### Given records:

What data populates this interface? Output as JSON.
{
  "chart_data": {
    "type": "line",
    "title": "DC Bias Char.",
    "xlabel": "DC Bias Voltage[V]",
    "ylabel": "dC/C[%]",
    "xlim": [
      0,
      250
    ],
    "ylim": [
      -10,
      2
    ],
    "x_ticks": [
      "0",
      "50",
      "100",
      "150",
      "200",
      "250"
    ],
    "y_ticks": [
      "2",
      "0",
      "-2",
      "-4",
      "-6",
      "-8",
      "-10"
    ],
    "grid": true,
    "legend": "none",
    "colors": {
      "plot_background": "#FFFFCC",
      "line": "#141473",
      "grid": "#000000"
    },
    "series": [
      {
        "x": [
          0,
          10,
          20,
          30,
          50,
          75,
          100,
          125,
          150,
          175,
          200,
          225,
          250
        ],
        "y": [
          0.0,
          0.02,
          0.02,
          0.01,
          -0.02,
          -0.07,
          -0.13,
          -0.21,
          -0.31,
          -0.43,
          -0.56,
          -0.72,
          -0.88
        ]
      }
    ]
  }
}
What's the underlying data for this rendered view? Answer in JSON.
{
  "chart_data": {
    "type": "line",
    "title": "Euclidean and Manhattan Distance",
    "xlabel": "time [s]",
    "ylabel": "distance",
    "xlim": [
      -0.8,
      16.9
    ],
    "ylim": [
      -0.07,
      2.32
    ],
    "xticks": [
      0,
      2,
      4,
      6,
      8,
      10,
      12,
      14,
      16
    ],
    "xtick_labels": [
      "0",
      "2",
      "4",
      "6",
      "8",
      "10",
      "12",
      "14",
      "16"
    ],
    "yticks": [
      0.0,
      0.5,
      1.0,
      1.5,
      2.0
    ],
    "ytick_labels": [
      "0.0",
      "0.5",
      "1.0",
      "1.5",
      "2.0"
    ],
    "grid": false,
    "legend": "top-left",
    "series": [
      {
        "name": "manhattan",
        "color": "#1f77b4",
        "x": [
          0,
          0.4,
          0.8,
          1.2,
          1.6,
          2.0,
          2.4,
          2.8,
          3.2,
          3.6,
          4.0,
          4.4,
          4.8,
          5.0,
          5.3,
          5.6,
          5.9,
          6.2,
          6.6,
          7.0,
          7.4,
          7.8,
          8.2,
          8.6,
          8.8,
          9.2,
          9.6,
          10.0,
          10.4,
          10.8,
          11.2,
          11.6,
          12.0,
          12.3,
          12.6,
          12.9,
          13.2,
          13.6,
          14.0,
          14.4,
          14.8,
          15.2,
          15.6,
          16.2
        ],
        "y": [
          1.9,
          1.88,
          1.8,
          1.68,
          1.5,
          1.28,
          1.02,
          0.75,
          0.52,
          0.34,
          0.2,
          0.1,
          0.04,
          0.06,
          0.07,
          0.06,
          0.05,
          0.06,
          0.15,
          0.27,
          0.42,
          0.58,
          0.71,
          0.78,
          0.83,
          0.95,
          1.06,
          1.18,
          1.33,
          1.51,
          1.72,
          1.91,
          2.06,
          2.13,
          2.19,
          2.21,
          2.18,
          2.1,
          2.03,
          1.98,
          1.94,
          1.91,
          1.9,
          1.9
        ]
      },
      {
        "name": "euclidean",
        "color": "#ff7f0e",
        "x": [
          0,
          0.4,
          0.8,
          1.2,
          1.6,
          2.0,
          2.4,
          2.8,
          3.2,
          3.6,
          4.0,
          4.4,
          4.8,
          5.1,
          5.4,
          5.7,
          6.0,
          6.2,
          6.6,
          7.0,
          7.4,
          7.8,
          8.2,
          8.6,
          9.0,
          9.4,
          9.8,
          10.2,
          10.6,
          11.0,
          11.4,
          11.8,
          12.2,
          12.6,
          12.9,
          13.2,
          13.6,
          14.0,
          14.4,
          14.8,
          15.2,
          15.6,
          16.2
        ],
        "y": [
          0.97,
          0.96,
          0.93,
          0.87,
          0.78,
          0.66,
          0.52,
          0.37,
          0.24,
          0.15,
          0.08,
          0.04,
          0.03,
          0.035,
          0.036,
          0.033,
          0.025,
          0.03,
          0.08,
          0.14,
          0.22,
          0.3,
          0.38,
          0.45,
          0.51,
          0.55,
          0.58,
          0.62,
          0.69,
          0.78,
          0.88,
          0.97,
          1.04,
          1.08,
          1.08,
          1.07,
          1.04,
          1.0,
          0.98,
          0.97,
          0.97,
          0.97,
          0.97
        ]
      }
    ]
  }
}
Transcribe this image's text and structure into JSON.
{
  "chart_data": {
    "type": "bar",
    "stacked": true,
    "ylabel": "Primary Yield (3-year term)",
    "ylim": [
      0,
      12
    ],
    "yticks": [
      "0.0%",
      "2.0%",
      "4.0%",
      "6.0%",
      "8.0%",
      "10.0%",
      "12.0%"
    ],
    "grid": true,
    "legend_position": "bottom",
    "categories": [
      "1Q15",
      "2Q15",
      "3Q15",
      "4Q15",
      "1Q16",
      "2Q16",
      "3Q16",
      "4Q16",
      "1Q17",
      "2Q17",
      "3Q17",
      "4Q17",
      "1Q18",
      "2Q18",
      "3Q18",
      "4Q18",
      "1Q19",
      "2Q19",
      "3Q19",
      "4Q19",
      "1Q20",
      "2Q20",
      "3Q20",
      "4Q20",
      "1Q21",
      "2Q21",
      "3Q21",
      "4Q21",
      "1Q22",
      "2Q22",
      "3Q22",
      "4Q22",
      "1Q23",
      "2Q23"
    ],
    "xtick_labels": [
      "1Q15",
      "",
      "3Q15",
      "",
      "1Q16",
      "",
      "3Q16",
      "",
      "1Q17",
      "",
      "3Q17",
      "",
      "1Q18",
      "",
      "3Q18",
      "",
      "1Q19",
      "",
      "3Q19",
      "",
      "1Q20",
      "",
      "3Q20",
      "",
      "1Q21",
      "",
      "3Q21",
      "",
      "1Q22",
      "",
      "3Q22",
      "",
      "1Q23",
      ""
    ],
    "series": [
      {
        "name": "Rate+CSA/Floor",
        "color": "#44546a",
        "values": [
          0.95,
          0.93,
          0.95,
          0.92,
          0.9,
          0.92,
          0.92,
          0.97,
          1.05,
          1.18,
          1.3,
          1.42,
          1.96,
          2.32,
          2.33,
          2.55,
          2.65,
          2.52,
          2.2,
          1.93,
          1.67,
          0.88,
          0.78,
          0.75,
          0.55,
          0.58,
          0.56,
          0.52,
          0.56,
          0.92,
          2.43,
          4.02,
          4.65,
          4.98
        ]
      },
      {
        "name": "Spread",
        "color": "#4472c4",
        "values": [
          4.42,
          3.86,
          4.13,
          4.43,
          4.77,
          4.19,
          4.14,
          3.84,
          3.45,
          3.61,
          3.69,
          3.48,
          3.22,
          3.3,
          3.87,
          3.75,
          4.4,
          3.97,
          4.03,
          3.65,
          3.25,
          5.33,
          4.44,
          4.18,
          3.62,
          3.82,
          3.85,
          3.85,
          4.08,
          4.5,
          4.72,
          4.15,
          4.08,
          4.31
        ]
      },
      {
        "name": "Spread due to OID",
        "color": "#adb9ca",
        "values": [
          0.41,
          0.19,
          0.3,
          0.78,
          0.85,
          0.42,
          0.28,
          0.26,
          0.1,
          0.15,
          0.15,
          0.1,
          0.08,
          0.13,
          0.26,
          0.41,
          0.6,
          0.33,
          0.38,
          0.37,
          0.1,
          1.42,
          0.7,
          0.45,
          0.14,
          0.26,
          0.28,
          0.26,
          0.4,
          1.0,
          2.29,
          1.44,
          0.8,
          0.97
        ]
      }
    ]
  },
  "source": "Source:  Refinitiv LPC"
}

### Required work:
Determine how many lines of the records above contain the word "title", and report only that number.

### Expected answer:
2